What is required ::
Copy out each line below that has the word "TNote" in it.

----- Information given -----

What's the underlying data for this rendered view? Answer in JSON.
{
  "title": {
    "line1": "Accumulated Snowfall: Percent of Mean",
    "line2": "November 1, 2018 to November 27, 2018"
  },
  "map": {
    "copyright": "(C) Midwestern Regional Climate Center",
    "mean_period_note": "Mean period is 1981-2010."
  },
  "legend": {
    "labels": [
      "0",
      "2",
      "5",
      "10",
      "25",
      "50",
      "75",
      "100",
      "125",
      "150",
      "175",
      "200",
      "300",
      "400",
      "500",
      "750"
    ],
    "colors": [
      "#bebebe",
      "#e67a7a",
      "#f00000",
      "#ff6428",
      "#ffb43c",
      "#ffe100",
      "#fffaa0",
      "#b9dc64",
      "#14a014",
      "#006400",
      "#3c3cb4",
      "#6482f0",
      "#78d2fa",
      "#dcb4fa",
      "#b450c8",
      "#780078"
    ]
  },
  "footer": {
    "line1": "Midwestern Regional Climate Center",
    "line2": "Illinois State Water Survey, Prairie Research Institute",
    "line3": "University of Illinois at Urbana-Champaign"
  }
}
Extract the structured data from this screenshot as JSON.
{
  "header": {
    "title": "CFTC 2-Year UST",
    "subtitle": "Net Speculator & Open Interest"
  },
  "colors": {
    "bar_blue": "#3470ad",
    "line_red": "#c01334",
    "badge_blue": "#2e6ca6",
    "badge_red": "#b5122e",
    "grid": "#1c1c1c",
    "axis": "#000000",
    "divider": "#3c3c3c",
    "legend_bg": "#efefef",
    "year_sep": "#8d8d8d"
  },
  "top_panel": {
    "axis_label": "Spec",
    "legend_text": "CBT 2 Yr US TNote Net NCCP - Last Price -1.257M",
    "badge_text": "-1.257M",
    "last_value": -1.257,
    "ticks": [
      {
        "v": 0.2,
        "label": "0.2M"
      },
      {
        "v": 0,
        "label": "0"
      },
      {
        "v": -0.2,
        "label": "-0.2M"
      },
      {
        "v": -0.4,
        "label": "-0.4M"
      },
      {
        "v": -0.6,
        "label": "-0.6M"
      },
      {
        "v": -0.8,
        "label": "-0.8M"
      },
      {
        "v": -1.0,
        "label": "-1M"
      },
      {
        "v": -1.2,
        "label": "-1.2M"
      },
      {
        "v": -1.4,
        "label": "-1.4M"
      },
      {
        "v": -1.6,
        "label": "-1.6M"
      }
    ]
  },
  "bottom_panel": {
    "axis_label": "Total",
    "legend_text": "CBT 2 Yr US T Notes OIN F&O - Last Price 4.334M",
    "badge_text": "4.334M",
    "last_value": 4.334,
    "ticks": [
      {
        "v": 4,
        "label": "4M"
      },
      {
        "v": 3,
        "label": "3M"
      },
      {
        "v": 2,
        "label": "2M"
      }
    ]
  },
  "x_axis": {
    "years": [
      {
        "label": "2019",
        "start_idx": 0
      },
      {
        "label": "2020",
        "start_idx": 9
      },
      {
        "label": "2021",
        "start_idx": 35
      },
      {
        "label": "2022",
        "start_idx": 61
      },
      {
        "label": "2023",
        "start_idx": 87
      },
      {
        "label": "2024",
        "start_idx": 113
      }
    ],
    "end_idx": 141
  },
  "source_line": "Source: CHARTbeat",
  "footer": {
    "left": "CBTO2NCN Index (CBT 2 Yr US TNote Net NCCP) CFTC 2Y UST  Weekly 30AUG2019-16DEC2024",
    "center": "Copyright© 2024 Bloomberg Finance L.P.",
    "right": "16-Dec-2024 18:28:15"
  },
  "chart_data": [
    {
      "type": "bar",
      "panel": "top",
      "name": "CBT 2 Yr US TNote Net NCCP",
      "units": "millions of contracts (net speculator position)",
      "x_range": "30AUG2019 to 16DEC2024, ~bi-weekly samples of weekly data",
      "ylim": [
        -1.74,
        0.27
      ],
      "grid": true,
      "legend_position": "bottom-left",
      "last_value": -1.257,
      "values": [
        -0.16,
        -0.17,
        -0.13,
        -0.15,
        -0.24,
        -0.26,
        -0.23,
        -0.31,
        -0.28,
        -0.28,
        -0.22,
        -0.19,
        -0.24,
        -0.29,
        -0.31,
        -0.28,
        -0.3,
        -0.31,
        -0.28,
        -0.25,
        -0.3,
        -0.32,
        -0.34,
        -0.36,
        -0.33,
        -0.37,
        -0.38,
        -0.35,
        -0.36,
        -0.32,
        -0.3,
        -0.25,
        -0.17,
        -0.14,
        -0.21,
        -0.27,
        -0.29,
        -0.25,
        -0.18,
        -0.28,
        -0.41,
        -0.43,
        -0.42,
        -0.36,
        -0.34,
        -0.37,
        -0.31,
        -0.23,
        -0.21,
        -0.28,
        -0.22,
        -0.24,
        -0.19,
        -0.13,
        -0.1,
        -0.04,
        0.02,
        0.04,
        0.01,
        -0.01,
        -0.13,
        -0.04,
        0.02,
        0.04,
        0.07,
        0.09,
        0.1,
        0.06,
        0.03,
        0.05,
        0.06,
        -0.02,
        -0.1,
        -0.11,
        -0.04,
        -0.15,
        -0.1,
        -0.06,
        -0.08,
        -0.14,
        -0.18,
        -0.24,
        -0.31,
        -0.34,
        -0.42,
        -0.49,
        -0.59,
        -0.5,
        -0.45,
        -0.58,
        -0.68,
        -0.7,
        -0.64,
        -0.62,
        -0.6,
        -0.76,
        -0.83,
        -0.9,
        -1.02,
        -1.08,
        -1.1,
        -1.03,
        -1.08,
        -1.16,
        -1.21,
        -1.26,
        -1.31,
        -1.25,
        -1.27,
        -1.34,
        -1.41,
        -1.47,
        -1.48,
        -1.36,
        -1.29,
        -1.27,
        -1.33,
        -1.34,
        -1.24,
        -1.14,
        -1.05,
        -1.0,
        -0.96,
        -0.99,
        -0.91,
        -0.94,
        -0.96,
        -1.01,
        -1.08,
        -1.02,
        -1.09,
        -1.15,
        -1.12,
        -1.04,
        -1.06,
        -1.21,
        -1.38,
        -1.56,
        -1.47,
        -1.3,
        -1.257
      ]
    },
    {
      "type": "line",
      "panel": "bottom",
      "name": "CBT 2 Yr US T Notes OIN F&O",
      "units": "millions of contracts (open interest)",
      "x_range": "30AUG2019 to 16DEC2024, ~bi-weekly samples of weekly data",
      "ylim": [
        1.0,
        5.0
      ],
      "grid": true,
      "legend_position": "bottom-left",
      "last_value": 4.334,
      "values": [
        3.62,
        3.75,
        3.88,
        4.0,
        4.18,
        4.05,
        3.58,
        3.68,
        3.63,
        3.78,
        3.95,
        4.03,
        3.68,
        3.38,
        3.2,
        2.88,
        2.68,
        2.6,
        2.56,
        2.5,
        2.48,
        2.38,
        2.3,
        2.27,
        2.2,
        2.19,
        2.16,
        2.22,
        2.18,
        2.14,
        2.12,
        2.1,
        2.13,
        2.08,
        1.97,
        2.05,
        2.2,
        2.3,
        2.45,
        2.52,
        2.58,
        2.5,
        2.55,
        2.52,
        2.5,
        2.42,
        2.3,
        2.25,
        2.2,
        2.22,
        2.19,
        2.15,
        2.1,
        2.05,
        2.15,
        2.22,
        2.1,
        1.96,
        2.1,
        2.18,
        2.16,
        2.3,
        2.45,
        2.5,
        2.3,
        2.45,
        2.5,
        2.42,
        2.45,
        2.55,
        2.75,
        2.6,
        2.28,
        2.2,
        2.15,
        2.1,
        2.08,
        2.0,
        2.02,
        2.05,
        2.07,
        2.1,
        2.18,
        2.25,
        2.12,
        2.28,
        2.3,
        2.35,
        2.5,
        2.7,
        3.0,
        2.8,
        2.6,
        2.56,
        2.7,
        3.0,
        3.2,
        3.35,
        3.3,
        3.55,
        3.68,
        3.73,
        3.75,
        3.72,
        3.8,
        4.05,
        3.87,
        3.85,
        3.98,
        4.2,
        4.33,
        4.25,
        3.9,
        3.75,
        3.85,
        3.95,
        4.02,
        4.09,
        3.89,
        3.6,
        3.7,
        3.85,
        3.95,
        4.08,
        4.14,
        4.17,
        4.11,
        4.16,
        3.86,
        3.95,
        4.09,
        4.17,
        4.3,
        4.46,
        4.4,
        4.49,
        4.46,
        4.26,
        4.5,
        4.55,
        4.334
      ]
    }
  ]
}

-----

Final result ::
    "legend_text": "CBT 2 Yr US TNote Net NCCP - Last Price -1.257M",
    "left": "CBTO2NCN Index (CBT 2 Yr US TNote Net NCCP) CFTC 2Y UST  Weekly 30AUG2019-16DEC2024",
      "name": "CBT 2 Yr US TNote Net NCCP",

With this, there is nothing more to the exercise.